**DATA FOR THIS EXERCISE**.
-=-=-=-=-

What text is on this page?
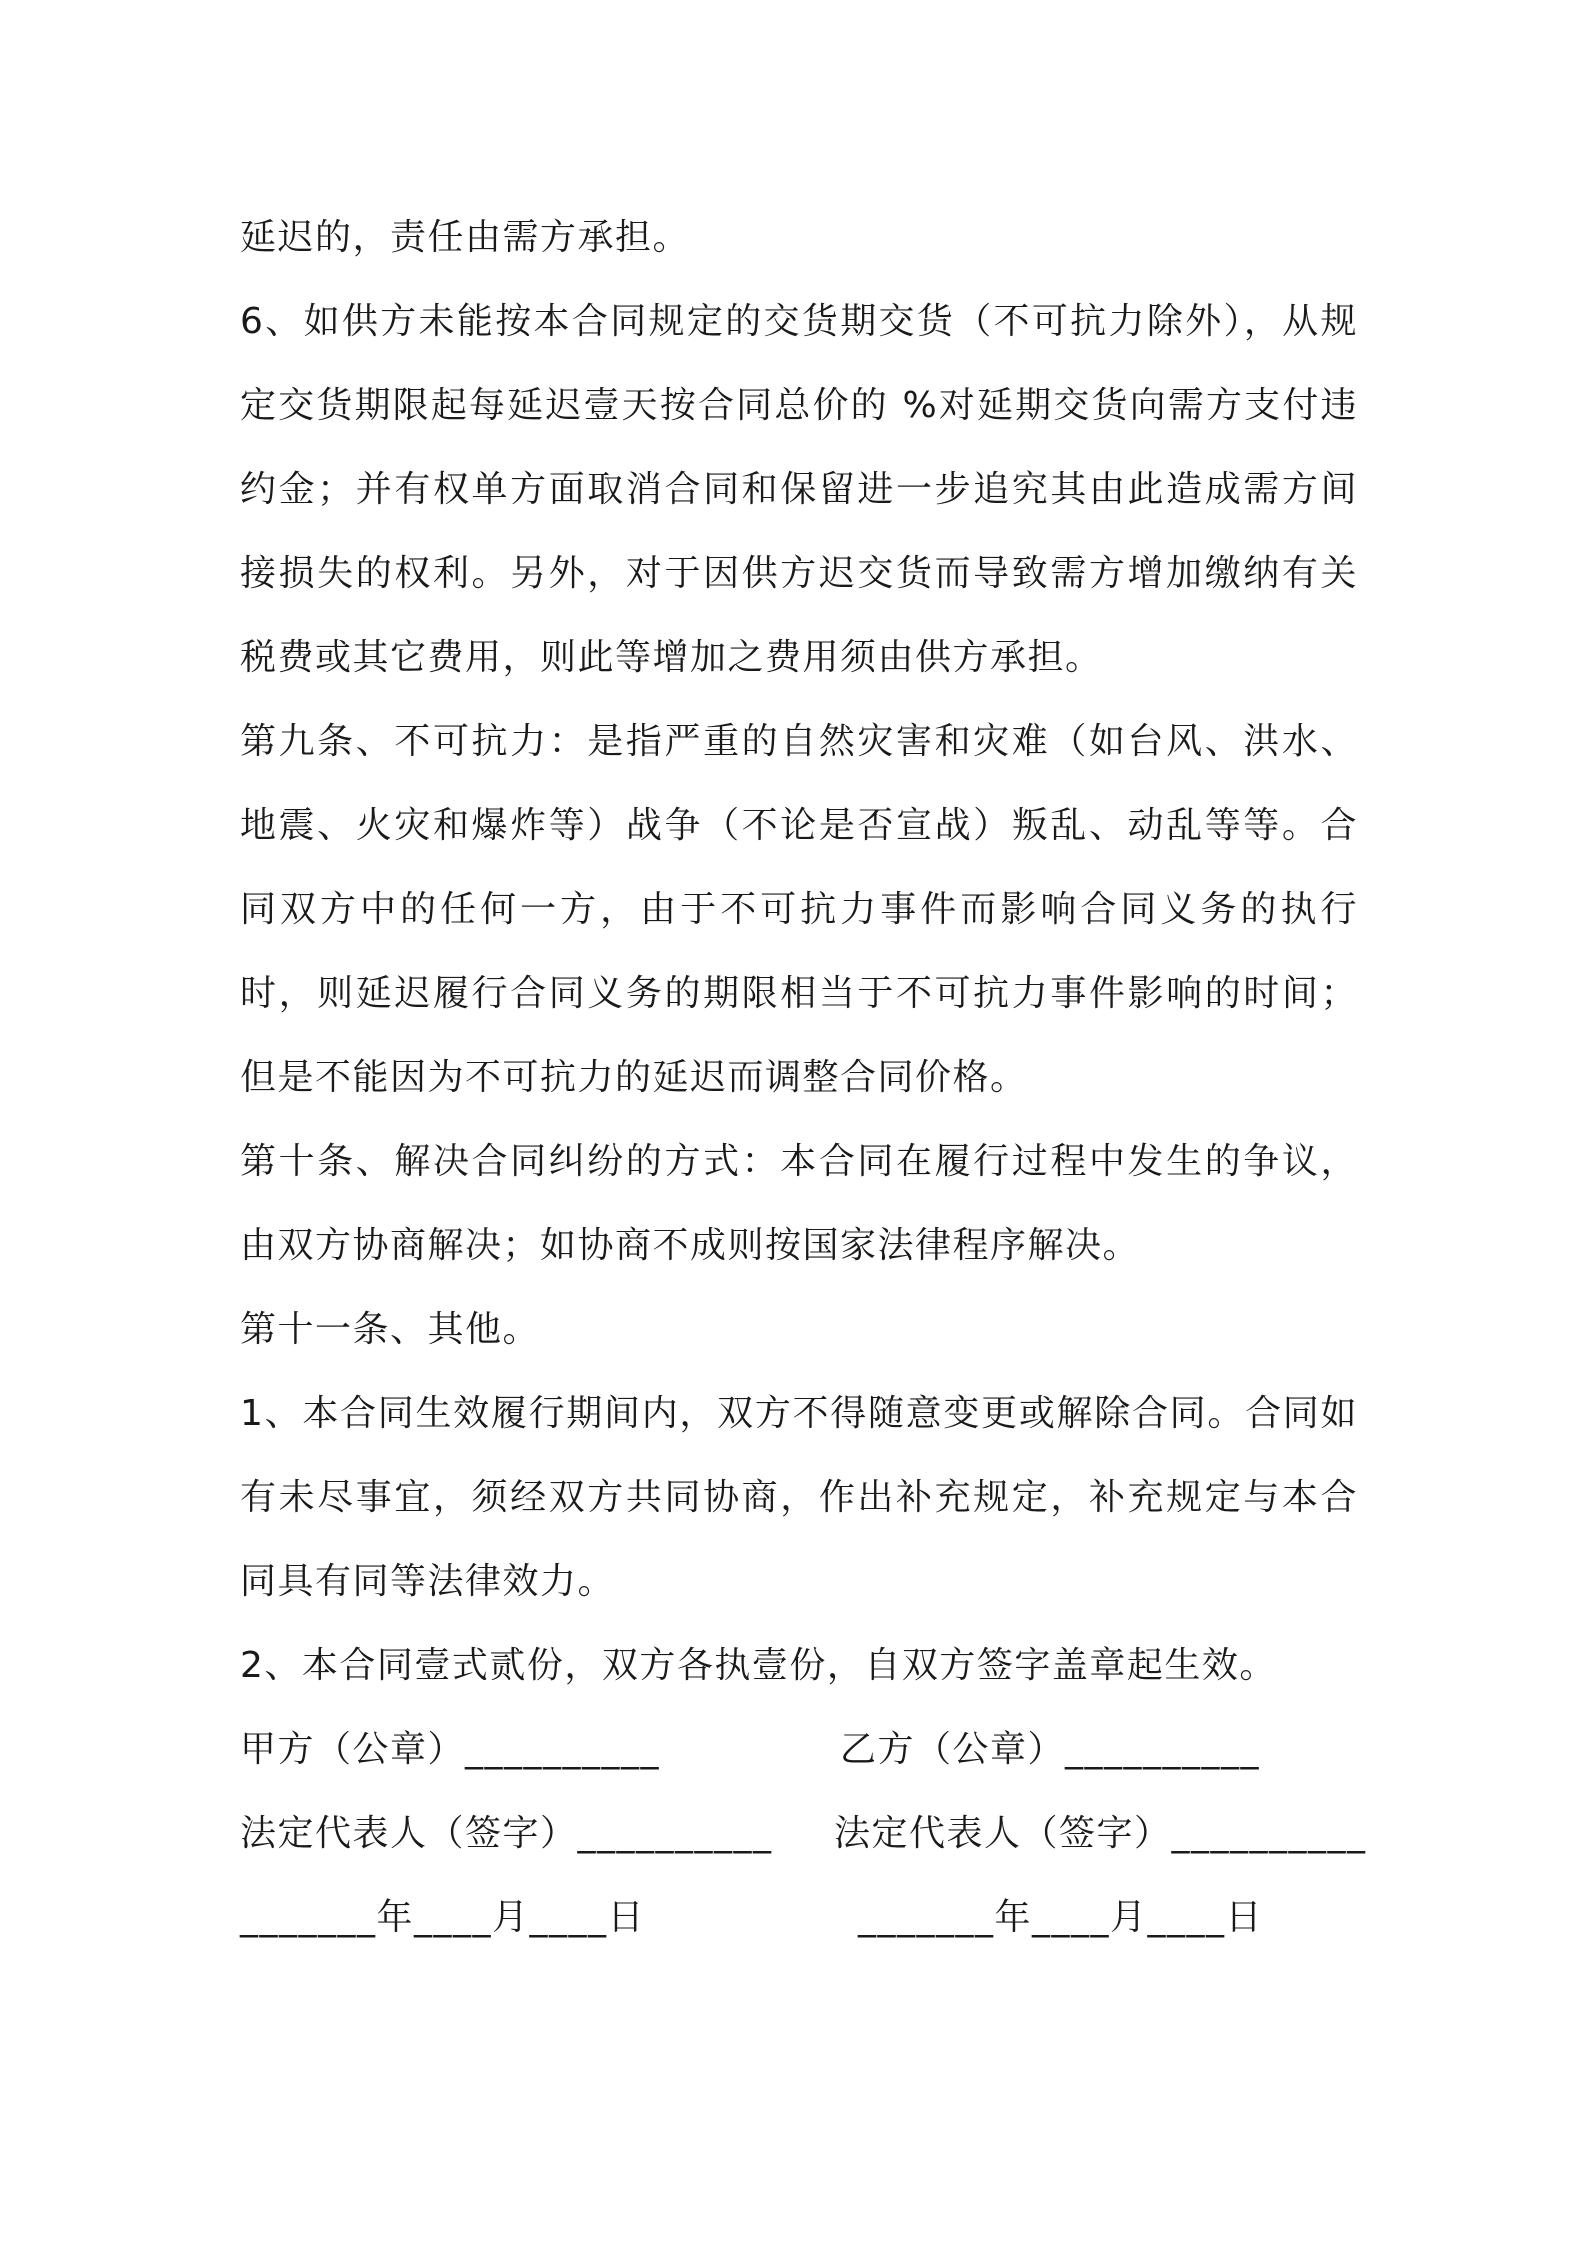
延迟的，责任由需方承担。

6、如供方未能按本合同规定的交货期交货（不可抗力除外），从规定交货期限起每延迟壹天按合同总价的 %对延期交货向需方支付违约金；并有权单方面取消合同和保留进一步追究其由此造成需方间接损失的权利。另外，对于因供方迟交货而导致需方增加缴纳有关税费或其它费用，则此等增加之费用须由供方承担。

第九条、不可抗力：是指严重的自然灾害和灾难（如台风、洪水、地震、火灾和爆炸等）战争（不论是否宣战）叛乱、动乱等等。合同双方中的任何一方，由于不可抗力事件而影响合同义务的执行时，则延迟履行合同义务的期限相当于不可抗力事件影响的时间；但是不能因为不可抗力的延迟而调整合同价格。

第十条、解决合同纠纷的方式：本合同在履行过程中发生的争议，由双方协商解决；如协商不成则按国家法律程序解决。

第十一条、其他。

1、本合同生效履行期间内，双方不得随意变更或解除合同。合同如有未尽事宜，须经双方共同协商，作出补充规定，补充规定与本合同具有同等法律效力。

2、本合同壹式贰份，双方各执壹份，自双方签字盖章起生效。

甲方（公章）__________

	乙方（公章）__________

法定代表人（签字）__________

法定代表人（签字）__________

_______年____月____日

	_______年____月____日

-=-=-=-=-

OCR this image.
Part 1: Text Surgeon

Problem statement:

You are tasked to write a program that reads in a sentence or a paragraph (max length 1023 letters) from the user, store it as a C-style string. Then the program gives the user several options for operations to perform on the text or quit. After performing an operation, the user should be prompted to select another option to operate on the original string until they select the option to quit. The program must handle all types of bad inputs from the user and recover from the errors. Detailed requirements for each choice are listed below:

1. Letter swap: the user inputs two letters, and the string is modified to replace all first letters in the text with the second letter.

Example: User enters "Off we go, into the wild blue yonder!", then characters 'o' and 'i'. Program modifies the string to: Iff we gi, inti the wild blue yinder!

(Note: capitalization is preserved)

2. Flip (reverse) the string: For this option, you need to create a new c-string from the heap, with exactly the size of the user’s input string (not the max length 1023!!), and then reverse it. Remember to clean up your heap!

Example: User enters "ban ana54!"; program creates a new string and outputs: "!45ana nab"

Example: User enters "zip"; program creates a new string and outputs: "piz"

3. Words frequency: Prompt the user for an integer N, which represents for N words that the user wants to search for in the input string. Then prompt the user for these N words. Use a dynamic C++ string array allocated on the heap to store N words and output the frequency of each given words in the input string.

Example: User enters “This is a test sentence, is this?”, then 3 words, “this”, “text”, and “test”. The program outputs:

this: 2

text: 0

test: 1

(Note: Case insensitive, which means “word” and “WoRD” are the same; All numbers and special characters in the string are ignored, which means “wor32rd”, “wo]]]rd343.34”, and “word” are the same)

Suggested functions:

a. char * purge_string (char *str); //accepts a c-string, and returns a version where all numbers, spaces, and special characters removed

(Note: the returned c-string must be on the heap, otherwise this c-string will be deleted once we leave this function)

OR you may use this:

-=-=-=-=-

**EXERCISE INSTRUCTIONS**.
Using the listing above, locate the lines that hold "creates" and copy each one.

**COMPLETED TASK**.
Example: User enters "ban ana54!"; program creates a new string and outputs: "!45ana nab"
Example: User enters "zip"; program creates a new string and outputs: "piz"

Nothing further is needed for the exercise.